* **Exercise**
Please copy all the lines that follow, word for word.

** Begin Supplied entries **

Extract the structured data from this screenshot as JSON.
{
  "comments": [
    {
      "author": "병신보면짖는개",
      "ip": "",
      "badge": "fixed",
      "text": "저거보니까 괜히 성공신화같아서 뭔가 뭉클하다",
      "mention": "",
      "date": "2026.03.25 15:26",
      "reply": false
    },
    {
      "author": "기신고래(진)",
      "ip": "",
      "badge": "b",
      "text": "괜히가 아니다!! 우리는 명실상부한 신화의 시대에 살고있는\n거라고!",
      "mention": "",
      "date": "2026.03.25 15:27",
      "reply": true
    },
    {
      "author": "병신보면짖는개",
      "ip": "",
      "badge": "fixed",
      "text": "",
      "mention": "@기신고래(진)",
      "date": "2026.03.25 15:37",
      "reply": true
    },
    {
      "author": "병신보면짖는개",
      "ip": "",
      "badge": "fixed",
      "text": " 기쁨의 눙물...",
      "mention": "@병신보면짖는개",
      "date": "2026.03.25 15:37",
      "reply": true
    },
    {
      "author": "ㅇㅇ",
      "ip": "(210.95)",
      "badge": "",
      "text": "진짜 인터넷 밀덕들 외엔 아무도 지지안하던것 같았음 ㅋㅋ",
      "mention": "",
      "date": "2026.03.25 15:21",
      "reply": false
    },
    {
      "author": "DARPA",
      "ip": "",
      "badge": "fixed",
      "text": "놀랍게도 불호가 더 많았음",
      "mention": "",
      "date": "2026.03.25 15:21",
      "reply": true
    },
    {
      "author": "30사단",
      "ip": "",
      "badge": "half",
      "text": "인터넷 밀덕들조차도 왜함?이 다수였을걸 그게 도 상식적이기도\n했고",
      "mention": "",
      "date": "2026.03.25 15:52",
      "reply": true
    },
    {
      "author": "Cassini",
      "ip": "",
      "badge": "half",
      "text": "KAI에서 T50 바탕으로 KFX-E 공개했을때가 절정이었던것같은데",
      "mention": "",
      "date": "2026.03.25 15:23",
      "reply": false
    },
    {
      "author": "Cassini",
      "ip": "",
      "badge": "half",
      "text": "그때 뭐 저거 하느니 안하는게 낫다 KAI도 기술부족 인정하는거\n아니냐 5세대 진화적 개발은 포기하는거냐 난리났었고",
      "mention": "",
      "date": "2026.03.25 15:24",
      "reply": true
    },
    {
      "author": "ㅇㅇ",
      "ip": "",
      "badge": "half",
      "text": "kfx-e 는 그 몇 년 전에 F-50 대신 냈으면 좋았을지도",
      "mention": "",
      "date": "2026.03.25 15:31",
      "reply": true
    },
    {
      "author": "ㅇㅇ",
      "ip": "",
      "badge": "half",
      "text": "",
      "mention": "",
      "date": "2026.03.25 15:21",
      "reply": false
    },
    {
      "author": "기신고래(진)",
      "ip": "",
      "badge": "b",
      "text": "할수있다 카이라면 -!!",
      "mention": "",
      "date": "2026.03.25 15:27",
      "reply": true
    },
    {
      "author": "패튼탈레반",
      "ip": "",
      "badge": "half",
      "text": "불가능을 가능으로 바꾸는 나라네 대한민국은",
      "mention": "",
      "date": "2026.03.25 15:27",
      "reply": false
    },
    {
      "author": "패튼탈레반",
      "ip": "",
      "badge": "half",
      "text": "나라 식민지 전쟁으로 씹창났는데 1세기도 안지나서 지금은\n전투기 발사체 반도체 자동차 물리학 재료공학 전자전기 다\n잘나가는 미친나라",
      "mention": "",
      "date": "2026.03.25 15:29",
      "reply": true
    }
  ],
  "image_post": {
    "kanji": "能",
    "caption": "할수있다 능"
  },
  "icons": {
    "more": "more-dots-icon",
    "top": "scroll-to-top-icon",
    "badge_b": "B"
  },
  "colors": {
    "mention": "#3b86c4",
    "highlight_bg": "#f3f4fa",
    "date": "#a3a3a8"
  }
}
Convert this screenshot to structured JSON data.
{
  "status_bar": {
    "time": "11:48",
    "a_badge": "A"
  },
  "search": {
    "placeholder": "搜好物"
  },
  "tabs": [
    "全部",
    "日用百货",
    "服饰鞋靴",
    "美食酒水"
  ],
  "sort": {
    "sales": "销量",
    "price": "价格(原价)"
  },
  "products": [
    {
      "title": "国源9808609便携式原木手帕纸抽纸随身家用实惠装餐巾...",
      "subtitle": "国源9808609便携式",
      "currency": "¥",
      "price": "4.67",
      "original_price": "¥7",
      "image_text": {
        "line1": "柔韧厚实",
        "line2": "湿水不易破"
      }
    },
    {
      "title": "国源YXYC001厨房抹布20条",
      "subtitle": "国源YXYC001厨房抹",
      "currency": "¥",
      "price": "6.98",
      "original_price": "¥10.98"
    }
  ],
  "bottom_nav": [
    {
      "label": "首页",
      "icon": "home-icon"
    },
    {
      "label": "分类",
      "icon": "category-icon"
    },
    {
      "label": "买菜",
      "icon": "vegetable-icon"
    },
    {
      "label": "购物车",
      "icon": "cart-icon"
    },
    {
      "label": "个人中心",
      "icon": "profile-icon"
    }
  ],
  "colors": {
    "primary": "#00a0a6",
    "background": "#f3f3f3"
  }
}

** End Supplied entries **

* **The completed task**
Extract the structured data from this screenshot as JSON.
{
  "comments": [
    {
      "author": "병신보면짖는개",
      "ip": "",
      "badge": "fixed",
      "text": "저거보니까 괜히 성공신화같아서 뭔가 뭉클하다",
      "mention": "",
      "date": "2026.03.25 15:26",
      "reply": false
    },
    {
      "author": "기신고래(진)",
      "ip": "",
      "badge": "b",
      "text": "괜히가 아니다!! 우리는 명실상부한 신화의 시대에 살고있는\n거라고!",
      "mention": "",
      "date": "2026.03.25 15:27",
      "reply": true
    },
    {
      "author": "병신보면짖는개",
      "ip": "",
      "badge": "fixed",
      "text": "",
      "mention": "@기신고래(진)",
      "date": "2026.03.25 15:37",
      "reply": true
    },
    {
      "author": "병신보면짖는개",
      "ip": "",
      "badge": "fixed",
      "text": " 기쁨의 눙물...",
      "mention": "@병신보면짖는개",
      "date": "2026.03.25 15:37",
      "reply": true
    },
    {
      "author": "ㅇㅇ",
      "ip": "(210.95)",
      "badge": "",
      "text": "진짜 인터넷 밀덕들 외엔 아무도 지지안하던것 같았음 ㅋㅋ",
      "mention": "",
      "date": "2026.03.25 15:21",
      "reply": false
    },
    {
      "author": "DARPA",
      "ip": "",
      "badge": "fixed",
      "text": "놀랍게도 불호가 더 많았음",
      "mention": "",
      "date": "2026.03.25 15:21",
      "reply": true
    },
    {
      "author": "30사단",
      "ip": "",
      "badge": "half",
      "text": "인터넷 밀덕들조차도 왜함?이 다수였을걸 그게 도 상식적이기도\n했고",
      "mention": "",
      "date": "2026.03.25 15:52",
      "reply": true
    },
    {
      "author": "Cassini",
      "ip": "",
      "badge": "half",
      "text": "KAI에서 T50 바탕으로 KFX-E 공개했을때가 절정이었던것같은데",
      "mention": "",
      "date": "2026.03.25 15:23",
      "reply": false
    },
    {
      "author": "Cassini",
      "ip": "",
      "badge": "half",
      "text": "그때 뭐 저거 하느니 안하는게 낫다 KAI도 기술부족 인정하는거\n아니냐 5세대 진화적 개발은 포기하는거냐 난리났었고",
      "mention": "",
      "date": "2026.03.25 15:24",
      "reply": true
    },
    {
      "author": "ㅇㅇ",
      "ip": "",
      "badge": "half",
      "text": "kfx-e 는 그 몇 년 전에 F-50 대신 냈으면 좋았을지도",
      "mention": "",
      "date": "2026.03.25 15:31",
      "reply": true
    },
    {
      "author": "ㅇㅇ",
      "ip": "",
      "badge": "half",
      "text": "",
      "mention": "",
      "date": "2026.03.25 15:21",
      "reply": false
    },
    {
      "author": "기신고래(진)",
      "ip": "",
      "badge": "b",
      "text": "할수있다 카이라면 -!!",
      "mention": "",
      "date": "2026.03.25 15:27",
      "reply": true
    },
    {
      "author": "패튼탈레반",
      "ip": "",
      "badge": "half",
      "text": "불가능을 가능으로 바꾸는 나라네 대한민국은",
      "mention": "",
      "date": "2026.03.25 15:27",
      "reply": false
    },
    {
      "author": "패튼탈레반",
      "ip": "",
      "badge": "half",
      "text": "나라 식민지 전쟁으로 씹창났는데 1세기도 안지나서 지금은\n전투기 발사체 반도체 자동차 물리학 재료공학 전자전기 다\n잘나가는 미친나라",
      "mention": "",
      "date": "2026.03.25 15:29",
      "reply": true
    }
  ],
  "image_post": {
    "kanji": "能",
    "caption": "할수있다 능"
  },
  "icons": {
    "more": "more-dots-icon",
    "top": "scroll-to-top-icon",
    "badge_b": "B"
  },
  "colors": {
    "mention": "#3b86c4",
    "highlight_bg": "#f3f4fa",
    "date": "#a3a3a8"
  }
}
Convert this screenshot to structured JSON data.
{
  "status_bar": {
    "time": "11:48",
    "a_badge": "A"
  },
  "search": {
    "placeholder": "搜好物"
  },
  "tabs": [
    "全部",
    "日用百货",
    "服饰鞋靴",
    "美食酒水"
  ],
  "sort": {
    "sales": "销量",
    "price": "价格(原价)"
  },
  "products": [
    {
      "title": "国源9808609便携式原木手帕纸抽纸随身家用实惠装餐巾...",
      "subtitle": "国源9808609便携式",
      "currency": "¥",
      "price": "4.67",
      "original_price": "¥7",
      "image_text": {
        "line1": "柔韧厚实",
        "line2": "湿水不易破"
      }
    },
    {
      "title": "国源YXYC001厨房抹布20条",
      "subtitle": "国源YXYC001厨房抹",
      "currency": "¥",
      "price": "6.98",
      "original_price": "¥10.98"
    }
  ],
  "bottom_nav": [
    {
      "label": "首页",
      "icon": "home-icon"
    },
    {
      "label": "分类",
      "icon": "category-icon"
    },
    {
      "label": "买菜",
      "icon": "vegetable-icon"
    },
    {
      "label": "购物车",
      "icon": "cart-icon"
    },
    {
      "label": "个人中心",
      "icon": "profile-icon"
    }
  ],
  "colors": {
    "primary": "#00a0a6",
    "background": "#f3f3f3"
  }
}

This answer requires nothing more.